── Dataset entries

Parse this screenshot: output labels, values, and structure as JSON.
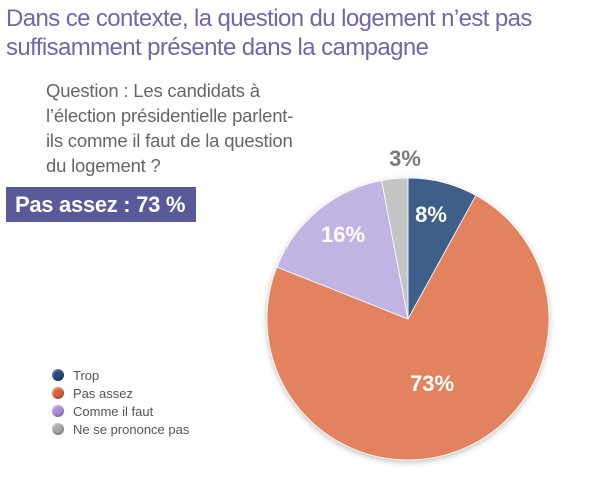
{
  "title": "Dans ce contexte, la question du logement n’est pas suffisamment présente dans la campagne",
  "question": "Question : Les candidats à l’élection présidentielle parlent-ils comme il faut de la question du logement ?",
  "highlight": "Pas assez : 73 %",
  "chart_data": {
    "type": "pie",
    "slices": [
      {
        "name": "Trop",
        "value": 8,
        "label": "8%",
        "color": "#3d5f8a"
      },
      {
        "name": "Pas assez",
        "value": 73,
        "label": "73%",
        "color": "#e2825e"
      },
      {
        "name": "Comme il faut",
        "value": 16,
        "label": "16%",
        "color": "#c2b4e2"
      },
      {
        "name": "Ne se prononce pas",
        "value": 3,
        "label": "3%",
        "color": "#c4c4c4"
      }
    ]
  },
  "legend": [
    {
      "label": "Trop",
      "color": "#234a78"
    },
    {
      "label": "Pas assez",
      "color": "#d8633a"
    },
    {
      "label": "Comme il faut",
      "color": "#a98fd6"
    },
    {
      "label": "Ne se prononce pas",
      "color": "#aaaaaa"
    }
  ]
}
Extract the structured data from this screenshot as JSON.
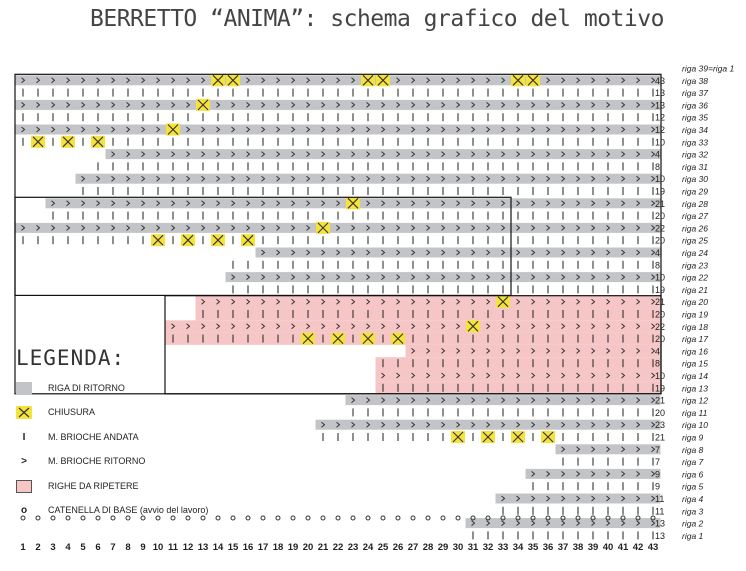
{
  "title": "BERRETTO “ANIMA”: schema grafico del motivo",
  "colors": {
    "gray": "#c2c4c7",
    "yellow": "#f5e23a",
    "pink": "#f6c6c6",
    "ink": "#333333"
  },
  "symbols": {
    "ritorno": ">",
    "andata": "I",
    "base": "o"
  },
  "legend": {
    "title": "LEGENDA:",
    "items": [
      {
        "icon": "gray-square-icon",
        "label": "RIGA DI RITORNO"
      },
      {
        "icon": "yellow-cross-icon",
        "label": "CHIUSURA"
      },
      {
        "icon": "vertical-bar-icon",
        "label": "M. BRIOCHE ANDATA"
      },
      {
        "icon": "chevron-right-icon",
        "label": "M. BRIOCHE RITORNO"
      },
      {
        "icon": "pink-square-icon",
        "label": "RIGHE DA RIPETERE"
      },
      {
        "icon": "circle-icon",
        "label": "CATENELLA DI BASE (avvio del lavoro)"
      }
    ]
  },
  "columns": [
    "1",
    "2",
    "3",
    "4",
    "5",
    "6",
    "7",
    "8",
    "9",
    "10",
    "11",
    "12",
    "13",
    "14",
    "15",
    "16",
    "17",
    "18",
    "19",
    "20",
    "21",
    "22",
    "23",
    "24",
    "25",
    "26",
    "27",
    "28",
    "29",
    "30",
    "31",
    "32",
    "33",
    "34",
    "35",
    "36",
    "37",
    "38",
    "39",
    "40",
    "41",
    "42",
    "43"
  ],
  "rows": [
    {
      "label": "riga 39=riga 1",
      "count": "",
      "type": "label"
    },
    {
      "label": "riga 38",
      "count": "43",
      "type": "return",
      "start": 1,
      "x": [
        14,
        15,
        24,
        25,
        34,
        35
      ]
    },
    {
      "label": "riga 37",
      "count": "13",
      "type": "forward",
      "start": 1
    },
    {
      "label": "riga 36",
      "count": "13",
      "type": "return",
      "start": 1,
      "x": [
        13
      ]
    },
    {
      "label": "riga 35",
      "count": "12",
      "type": "forward",
      "start": 1
    },
    {
      "label": "riga 34",
      "count": "12",
      "type": "return",
      "start": 1,
      "x": [
        11
      ]
    },
    {
      "label": "riga 33",
      "count": "10",
      "type": "forward",
      "start": 1,
      "x": [
        2,
        4,
        6
      ]
    },
    {
      "label": "riga 32",
      "count": "4",
      "type": "return",
      "start": 7
    },
    {
      "label": "riga 31",
      "count": "8",
      "type": "forward",
      "start": 6
    },
    {
      "label": "riga 30",
      "count": "10",
      "type": "return",
      "start": 5
    },
    {
      "label": "riga 29",
      "count": "19",
      "type": "forward",
      "start": 5
    },
    {
      "label": "riga 28",
      "count": "21",
      "type": "return",
      "start": 3,
      "x": [
        23
      ]
    },
    {
      "label": "riga 27",
      "count": "20",
      "type": "forward",
      "start": 3
    },
    {
      "label": "riga 26",
      "count": "22",
      "type": "return",
      "start": 1,
      "x": [
        21
      ]
    },
    {
      "label": "riga 25",
      "count": "20",
      "type": "forward",
      "start": 1,
      "x": [
        10,
        12,
        14,
        16
      ]
    },
    {
      "label": "riga 24",
      "count": "4",
      "type": "return",
      "start": 17
    },
    {
      "label": "riga 23",
      "count": "8",
      "type": "forward",
      "start": 15
    },
    {
      "label": "riga 22",
      "count": "10",
      "type": "return",
      "start": 15
    },
    {
      "label": "riga 21",
      "count": "19",
      "type": "forward",
      "start": 15
    },
    {
      "label": "riga 20",
      "count": "21",
      "type": "return",
      "start": 13,
      "pink": true,
      "x": [
        33
      ]
    },
    {
      "label": "riga 19",
      "count": "20",
      "type": "forward",
      "start": 13,
      "pink": true
    },
    {
      "label": "riga 18",
      "count": "22",
      "type": "return",
      "start": 11,
      "pink": true,
      "x": [
        31
      ]
    },
    {
      "label": "riga 17",
      "count": "20",
      "type": "forward",
      "start": 11,
      "pink": true,
      "x": [
        20,
        22,
        24,
        26
      ]
    },
    {
      "label": "riga 16",
      "count": "4",
      "type": "return",
      "start": 27,
      "pink": true
    },
    {
      "label": "riga 15",
      "count": "8",
      "type": "forward",
      "start": 25,
      "pink": true
    },
    {
      "label": "riga 14",
      "count": "10",
      "type": "return",
      "start": 25,
      "pink": true
    },
    {
      "label": "riga 13",
      "count": "19",
      "type": "forward",
      "start": 25,
      "pink": true
    },
    {
      "label": "riga 12",
      "count": "21",
      "type": "return",
      "start": 23
    },
    {
      "label": "riga 11",
      "count": "20",
      "type": "forward",
      "start": 23
    },
    {
      "label": "riga 10",
      "count": "23",
      "type": "return",
      "start": 21
    },
    {
      "label": "riga 9",
      "count": "21",
      "type": "forward",
      "start": 21,
      "x": [
        30,
        32,
        34,
        36
      ]
    },
    {
      "label": "riga 8",
      "count": "7",
      "type": "return",
      "start": 37
    },
    {
      "label": "riga 7",
      "count": "7",
      "type": "forward",
      "start": 37
    },
    {
      "label": "riga 6",
      "count": "9",
      "type": "return",
      "start": 35
    },
    {
      "label": "riga 5",
      "count": "9",
      "type": "forward",
      "start": 35
    },
    {
      "label": "riga 4",
      "count": "11",
      "type": "return",
      "start": 33
    },
    {
      "label": "riga 3",
      "count": "11",
      "type": "forward",
      "start": 33
    },
    {
      "label": "riga 2",
      "count": "13",
      "type": "return",
      "start": 31
    },
    {
      "label": "riga 1",
      "count": "13",
      "type": "forward",
      "start": 31
    },
    {
      "label": "",
      "count": "",
      "type": "base",
      "start": 1
    }
  ]
}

────

▶ **Problem to solve**
The data above should be repeated exactly, minus any pictures.

▶ **Written response**
Parse this screenshot: output labels, values, and structure as JSON.
{
  "title": "Dans ce contexte, la question du logement n’est pas suffisamment présente dans la campagne",
  "question": "Question : Les candidats à l’élection présidentielle parlent-ils comme il faut de la question du logement ?",
  "highlight": "Pas assez : 73 %",
  "chart_data": {
    "type": "pie",
    "slices": [
      {
        "name": "Trop",
        "value": 8,
        "label": "8%",
        "color": "#3d5f8a"
      },
      {
        "name": "Pas assez",
        "value": 73,
        "label": "73%",
        "color": "#e2825e"
      },
      {
        "name": "Comme il faut",
        "value": 16,
        "label": "16%",
        "color": "#c2b4e2"
      },
      {
        "name": "Ne se prononce pas",
        "value": 3,
        "label": "3%",
        "color": "#c4c4c4"
      }
    ]
  },
  "legend": [
    {
      "label": "Trop",
      "color": "#234a78"
    },
    {
      "label": "Pas assez",
      "color": "#d8633a"
    },
    {
      "label": "Comme il faut",
      "color": "#a98fd6"
    },
    {
      "label": "Ne se prononce pas",
      "color": "#aaaaaa"
    }
  ]
}
Extract the structured data from this screenshot as JSON.
{
  "title": "BERRETTO “ANIMA”: schema grafico del motivo",
  "colors": {
    "gray": "#c2c4c7",
    "yellow": "#f5e23a",
    "pink": "#f6c6c6",
    "ink": "#333333"
  },
  "symbols": {
    "ritorno": ">",
    "andata": "I",
    "base": "o"
  },
  "legend": {
    "title": "LEGENDA:",
    "items": [
      {
        "icon": "gray-square-icon",
        "label": "RIGA DI RITORNO"
      },
      {
        "icon": "yellow-cross-icon",
        "label": "CHIUSURA"
      },
      {
        "icon": "vertical-bar-icon",
        "label": "M. BRIOCHE ANDATA"
      },
      {
        "icon": "chevron-right-icon",
        "label": "M. BRIOCHE RITORNO"
      },
      {
        "icon": "pink-square-icon",
        "label": "RIGHE DA RIPETERE"
      },
      {
        "icon": "circle-icon",
        "label": "CATENELLA DI BASE (avvio del lavoro)"
      }
    ]
  },
  "columns": [
    "1",
    "2",
    "3",
    "4",
    "5",
    "6",
    "7",
    "8",
    "9",
    "10",
    "11",
    "12",
    "13",
    "14",
    "15",
    "16",
    "17",
    "18",
    "19",
    "20",
    "21",
    "22",
    "23",
    "24",
    "25",
    "26",
    "27",
    "28",
    "29",
    "30",
    "31",
    "32",
    "33",
    "34",
    "35",
    "36",
    "37",
    "38",
    "39",
    "40",
    "41",
    "42",
    "43"
  ],
  "rows": [
    {
      "label": "riga 39=riga 1",
      "count": "",
      "type": "label"
    },
    {
      "label": "riga 38",
      "count": "43",
      "type": "return",
      "start": 1,
      "x": [
        14,
        15,
        24,
        25,
        34,
        35
      ]
    },
    {
      "label": "riga 37",
      "count": "13",
      "type": "forward",
      "start": 1
    },
    {
      "label": "riga 36",
      "count": "13",
      "type": "return",
      "start": 1,
      "x": [
        13
      ]
    },
    {
      "label": "riga 35",
      "count": "12",
      "type": "forward",
      "start": 1
    },
    {
      "label": "riga 34",
      "count": "12",
      "type": "return",
      "start": 1,
      "x": [
        11
      ]
    },
    {
      "label": "riga 33",
      "count": "10",
      "type": "forward",
      "start": 1,
      "x": [
        2,
        4,
        6
      ]
    },
    {
      "label": "riga 32",
      "count": "4",
      "type": "return",
      "start": 7
    },
    {
      "label": "riga 31",
      "count": "8",
      "type": "forward",
      "start": 6
    },
    {
      "label": "riga 30",
      "count": "10",
      "type": "return",
      "start": 5
    },
    {
      "label": "riga 29",
      "count": "19",
      "type": "forward",
      "start": 5
    },
    {
      "label": "riga 28",
      "count": "21",
      "type": "return",
      "start": 3,
      "x": [
        23
      ]
    },
    {
      "label": "riga 27",
      "count": "20",
      "type": "forward",
      "start": 3
    },
    {
      "label": "riga 26",
      "count": "22",
      "type": "return",
      "start": 1,
      "x": [
        21
      ]
    },
    {
      "label": "riga 25",
      "count": "20",
      "type": "forward",
      "start": 1,
      "x": [
        10,
        12,
        14,
        16
      ]
    },
    {
      "label": "riga 24",
      "count": "4",
      "type": "return",
      "start": 17
    },
    {
      "label": "riga 23",
      "count": "8",
      "type": "forward",
      "start": 15
    },
    {
      "label": "riga 22",
      "count": "10",
      "type": "return",
      "start": 15
    },
    {
      "label": "riga 21",
      "count": "19",
      "type": "forward",
      "start": 15
    },
    {
      "label": "riga 20",
      "count": "21",
      "type": "return",
      "start": 13,
      "pink": true,
      "x": [
        33
      ]
    },
    {
      "label": "riga 19",
      "count": "20",
      "type": "forward",
      "start": 13,
      "pink": true
    },
    {
      "label": "riga 18",
      "count": "22",
      "type": "return",
      "start": 11,
      "pink": true,
      "x": [
        31
      ]
    },
    {
      "label": "riga 17",
      "count": "20",
      "type": "forward",
      "start": 11,
      "pink": true,
      "x": [
        20,
        22,
        24,
        26
      ]
    },
    {
      "label": "riga 16",
      "count": "4",
      "type": "return",
      "start": 27,
      "pink": true
    },
    {
      "label": "riga 15",
      "count": "8",
      "type": "forward",
      "start": 25,
      "pink": true
    },
    {
      "label": "riga 14",
      "count": "10",
      "type": "return",
      "start": 25,
      "pink": true
    },
    {
      "label": "riga 13",
      "count": "19",
      "type": "forward",
      "start": 25,
      "pink": true
    },
    {
      "label": "riga 12",
      "count": "21",
      "type": "return",
      "start": 23
    },
    {
      "label": "riga 11",
      "count": "20",
      "type": "forward",
      "start": 23
    },
    {
      "label": "riga 10",
      "count": "23",
      "type": "return",
      "start": 21
    },
    {
      "label": "riga 9",
      "count": "21",
      "type": "forward",
      "start": 21,
      "x": [
        30,
        32,
        34,
        36
      ]
    },
    {
      "label": "riga 8",
      "count": "7",
      "type": "return",
      "start": 37
    },
    {
      "label": "riga 7",
      "count": "7",
      "type": "forward",
      "start": 37
    },
    {
      "label": "riga 6",
      "count": "9",
      "type": "return",
      "start": 35
    },
    {
      "label": "riga 5",
      "count": "9",
      "type": "forward",
      "start": 35
    },
    {
      "label": "riga 4",
      "count": "11",
      "type": "return",
      "start": 33
    },
    {
      "label": "riga 3",
      "count": "11",
      "type": "forward",
      "start": 33
    },
    {
      "label": "riga 2",
      "count": "13",
      "type": "return",
      "start": 31
    },
    {
      "label": "riga 1",
      "count": "13",
      "type": "forward",
      "start": 31
    },
    {
      "label": "",
      "count": "",
      "type": "base",
      "start": 1
    }
  ]
}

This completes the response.